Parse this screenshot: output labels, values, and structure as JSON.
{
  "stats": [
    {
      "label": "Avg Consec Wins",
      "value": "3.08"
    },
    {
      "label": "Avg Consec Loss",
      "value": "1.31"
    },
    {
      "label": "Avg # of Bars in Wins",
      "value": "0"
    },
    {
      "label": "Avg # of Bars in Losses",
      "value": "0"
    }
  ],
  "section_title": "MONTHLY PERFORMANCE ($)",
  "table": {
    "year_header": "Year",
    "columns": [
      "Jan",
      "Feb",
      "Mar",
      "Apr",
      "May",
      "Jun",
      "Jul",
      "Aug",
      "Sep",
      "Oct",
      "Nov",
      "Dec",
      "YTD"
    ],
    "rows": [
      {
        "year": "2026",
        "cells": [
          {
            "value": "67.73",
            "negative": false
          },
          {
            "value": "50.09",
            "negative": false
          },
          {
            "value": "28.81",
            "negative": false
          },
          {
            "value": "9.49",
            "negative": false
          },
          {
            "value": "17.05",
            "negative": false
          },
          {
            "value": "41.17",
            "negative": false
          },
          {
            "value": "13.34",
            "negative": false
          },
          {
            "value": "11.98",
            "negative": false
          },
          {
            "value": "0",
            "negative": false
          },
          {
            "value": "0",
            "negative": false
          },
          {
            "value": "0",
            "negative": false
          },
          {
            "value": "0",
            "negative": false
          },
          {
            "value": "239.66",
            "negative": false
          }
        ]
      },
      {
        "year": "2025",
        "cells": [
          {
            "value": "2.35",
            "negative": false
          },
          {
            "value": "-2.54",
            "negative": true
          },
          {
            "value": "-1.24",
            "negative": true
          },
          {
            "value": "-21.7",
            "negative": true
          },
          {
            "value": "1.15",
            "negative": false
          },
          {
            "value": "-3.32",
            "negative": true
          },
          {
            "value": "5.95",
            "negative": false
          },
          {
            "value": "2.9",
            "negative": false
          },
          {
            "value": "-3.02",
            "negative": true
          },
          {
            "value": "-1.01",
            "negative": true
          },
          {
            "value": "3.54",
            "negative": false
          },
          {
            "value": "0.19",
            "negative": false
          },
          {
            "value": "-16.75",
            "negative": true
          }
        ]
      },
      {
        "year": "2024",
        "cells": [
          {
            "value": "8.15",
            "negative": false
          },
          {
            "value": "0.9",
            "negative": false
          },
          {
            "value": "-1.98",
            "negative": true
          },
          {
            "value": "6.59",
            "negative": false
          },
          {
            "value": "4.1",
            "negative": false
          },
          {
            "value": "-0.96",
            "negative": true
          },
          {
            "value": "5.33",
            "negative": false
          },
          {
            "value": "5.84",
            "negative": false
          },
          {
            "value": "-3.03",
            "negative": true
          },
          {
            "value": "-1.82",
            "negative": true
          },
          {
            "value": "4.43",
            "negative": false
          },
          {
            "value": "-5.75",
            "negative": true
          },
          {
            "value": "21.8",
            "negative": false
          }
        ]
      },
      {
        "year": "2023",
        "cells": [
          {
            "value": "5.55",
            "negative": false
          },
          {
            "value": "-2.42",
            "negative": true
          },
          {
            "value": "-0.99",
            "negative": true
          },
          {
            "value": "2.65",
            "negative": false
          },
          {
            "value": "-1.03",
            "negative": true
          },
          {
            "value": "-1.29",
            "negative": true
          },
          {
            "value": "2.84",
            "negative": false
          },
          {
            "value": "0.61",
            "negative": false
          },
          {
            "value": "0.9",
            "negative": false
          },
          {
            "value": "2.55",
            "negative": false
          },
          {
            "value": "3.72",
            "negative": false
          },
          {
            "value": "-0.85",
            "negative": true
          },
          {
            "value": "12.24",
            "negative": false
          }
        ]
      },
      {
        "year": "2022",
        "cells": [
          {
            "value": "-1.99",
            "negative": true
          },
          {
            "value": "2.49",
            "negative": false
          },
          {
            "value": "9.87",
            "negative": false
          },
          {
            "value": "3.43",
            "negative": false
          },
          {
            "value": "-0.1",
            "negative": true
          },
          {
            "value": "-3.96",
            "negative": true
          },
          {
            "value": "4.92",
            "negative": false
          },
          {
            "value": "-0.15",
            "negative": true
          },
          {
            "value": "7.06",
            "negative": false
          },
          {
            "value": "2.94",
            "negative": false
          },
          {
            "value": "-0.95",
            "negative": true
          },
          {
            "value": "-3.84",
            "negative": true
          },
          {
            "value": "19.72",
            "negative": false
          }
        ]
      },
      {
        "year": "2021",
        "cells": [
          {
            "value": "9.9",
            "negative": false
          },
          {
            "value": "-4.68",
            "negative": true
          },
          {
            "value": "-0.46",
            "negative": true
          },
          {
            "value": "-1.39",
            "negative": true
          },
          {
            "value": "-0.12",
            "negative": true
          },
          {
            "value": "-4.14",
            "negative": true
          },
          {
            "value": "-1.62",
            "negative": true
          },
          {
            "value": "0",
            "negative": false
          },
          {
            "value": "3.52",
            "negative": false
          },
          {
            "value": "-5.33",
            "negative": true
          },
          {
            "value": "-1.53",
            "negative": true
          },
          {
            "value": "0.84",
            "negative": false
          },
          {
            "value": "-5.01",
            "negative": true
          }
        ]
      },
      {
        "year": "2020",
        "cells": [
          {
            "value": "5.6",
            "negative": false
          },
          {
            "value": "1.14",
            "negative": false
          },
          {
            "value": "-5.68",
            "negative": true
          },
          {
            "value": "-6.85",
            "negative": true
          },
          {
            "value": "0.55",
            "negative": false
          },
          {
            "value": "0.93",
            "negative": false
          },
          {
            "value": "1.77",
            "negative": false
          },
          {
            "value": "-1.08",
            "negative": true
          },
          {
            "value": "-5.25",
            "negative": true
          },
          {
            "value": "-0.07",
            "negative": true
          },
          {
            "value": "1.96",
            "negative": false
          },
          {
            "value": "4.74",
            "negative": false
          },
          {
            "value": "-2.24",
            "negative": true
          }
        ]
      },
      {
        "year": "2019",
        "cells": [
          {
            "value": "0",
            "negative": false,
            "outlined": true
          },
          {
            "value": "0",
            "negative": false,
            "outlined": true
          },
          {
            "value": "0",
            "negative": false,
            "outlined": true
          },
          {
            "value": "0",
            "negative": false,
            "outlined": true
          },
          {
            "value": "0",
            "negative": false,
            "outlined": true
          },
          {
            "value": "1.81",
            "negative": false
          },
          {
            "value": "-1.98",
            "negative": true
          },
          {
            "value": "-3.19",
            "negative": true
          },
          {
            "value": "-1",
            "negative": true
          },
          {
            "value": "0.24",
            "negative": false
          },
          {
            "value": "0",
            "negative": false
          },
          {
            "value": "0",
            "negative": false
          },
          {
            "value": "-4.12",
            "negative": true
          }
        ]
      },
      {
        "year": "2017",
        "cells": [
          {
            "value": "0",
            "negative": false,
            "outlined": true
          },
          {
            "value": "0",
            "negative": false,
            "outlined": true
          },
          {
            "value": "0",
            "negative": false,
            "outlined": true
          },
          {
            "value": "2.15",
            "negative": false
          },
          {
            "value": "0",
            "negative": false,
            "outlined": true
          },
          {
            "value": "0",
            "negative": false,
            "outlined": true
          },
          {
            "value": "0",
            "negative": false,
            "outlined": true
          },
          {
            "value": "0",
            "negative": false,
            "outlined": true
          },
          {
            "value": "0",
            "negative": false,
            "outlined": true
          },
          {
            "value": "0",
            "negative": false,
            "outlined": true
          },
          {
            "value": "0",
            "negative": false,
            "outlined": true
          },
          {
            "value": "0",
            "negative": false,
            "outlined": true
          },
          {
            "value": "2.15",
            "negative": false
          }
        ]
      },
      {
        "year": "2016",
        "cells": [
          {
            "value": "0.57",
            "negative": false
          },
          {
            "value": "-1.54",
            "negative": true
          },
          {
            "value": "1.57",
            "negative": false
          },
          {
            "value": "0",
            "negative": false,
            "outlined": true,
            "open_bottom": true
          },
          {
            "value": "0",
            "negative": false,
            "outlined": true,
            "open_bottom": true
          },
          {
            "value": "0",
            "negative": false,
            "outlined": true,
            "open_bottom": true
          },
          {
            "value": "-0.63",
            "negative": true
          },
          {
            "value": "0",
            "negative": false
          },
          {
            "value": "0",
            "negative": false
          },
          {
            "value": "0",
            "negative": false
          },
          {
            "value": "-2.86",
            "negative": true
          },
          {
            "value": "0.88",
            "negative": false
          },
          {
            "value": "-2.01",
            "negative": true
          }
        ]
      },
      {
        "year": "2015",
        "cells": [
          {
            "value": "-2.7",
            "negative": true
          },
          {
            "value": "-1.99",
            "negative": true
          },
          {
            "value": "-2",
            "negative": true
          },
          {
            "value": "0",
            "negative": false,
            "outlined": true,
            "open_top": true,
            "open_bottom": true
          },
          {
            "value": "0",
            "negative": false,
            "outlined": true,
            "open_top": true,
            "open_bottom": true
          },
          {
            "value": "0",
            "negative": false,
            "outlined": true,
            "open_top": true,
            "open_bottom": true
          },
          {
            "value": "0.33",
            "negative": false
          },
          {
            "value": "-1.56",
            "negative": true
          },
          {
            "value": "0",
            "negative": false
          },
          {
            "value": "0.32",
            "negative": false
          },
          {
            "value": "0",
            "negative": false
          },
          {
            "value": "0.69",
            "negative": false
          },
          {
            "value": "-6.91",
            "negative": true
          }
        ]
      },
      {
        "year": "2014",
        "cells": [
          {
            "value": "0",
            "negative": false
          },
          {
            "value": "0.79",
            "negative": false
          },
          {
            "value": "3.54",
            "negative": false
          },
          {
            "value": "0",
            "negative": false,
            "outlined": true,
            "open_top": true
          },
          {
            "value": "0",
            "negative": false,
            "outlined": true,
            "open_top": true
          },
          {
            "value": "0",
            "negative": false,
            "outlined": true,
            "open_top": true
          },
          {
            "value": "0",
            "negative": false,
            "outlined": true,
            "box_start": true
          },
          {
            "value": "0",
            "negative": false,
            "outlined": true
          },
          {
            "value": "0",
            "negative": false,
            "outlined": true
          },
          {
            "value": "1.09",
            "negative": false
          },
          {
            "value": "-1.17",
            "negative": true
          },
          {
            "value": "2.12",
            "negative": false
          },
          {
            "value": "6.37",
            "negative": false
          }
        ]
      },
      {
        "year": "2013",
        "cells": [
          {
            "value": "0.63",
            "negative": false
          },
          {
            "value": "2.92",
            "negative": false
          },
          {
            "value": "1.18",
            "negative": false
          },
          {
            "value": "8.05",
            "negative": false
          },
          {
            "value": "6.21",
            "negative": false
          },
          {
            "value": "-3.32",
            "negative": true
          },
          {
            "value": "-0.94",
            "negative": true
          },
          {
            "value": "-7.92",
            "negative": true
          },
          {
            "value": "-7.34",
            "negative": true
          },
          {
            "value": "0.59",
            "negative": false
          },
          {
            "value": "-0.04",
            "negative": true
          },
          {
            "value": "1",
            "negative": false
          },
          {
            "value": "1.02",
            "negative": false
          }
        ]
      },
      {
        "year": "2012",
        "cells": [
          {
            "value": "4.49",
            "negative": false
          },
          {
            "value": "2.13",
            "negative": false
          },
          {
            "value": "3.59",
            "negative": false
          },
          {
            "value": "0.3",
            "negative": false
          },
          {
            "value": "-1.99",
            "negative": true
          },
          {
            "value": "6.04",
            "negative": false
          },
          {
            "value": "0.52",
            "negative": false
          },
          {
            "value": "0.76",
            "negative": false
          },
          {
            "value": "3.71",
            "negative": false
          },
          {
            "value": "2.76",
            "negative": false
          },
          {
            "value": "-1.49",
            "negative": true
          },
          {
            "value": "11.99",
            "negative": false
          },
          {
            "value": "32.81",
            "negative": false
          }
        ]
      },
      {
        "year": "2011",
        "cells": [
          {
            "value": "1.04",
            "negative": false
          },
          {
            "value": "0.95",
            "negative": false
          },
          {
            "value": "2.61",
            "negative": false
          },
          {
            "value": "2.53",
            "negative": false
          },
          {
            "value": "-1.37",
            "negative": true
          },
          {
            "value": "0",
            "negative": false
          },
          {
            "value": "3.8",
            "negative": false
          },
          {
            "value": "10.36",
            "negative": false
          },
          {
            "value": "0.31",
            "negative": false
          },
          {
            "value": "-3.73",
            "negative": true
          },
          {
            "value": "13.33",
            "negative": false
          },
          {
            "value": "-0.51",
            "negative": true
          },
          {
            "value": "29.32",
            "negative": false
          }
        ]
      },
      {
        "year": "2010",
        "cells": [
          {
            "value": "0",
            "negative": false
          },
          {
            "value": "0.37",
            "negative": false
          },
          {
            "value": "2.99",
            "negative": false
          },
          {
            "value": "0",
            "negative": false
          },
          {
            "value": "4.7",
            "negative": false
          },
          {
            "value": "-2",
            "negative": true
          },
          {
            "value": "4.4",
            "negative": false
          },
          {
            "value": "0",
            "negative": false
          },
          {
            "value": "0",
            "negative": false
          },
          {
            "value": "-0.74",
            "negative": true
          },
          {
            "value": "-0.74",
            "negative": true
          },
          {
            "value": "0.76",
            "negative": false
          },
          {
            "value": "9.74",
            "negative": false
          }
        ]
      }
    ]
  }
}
◇ ◇ ◇ ◇ ◇ ◇ ◇
- Exercise aim -
Identify each line holding the string "Bars", and copy it out.

- Reply to the task -
      "label": "Avg # of Bars in Wins",
      "label": "Avg # of Bars in Losses",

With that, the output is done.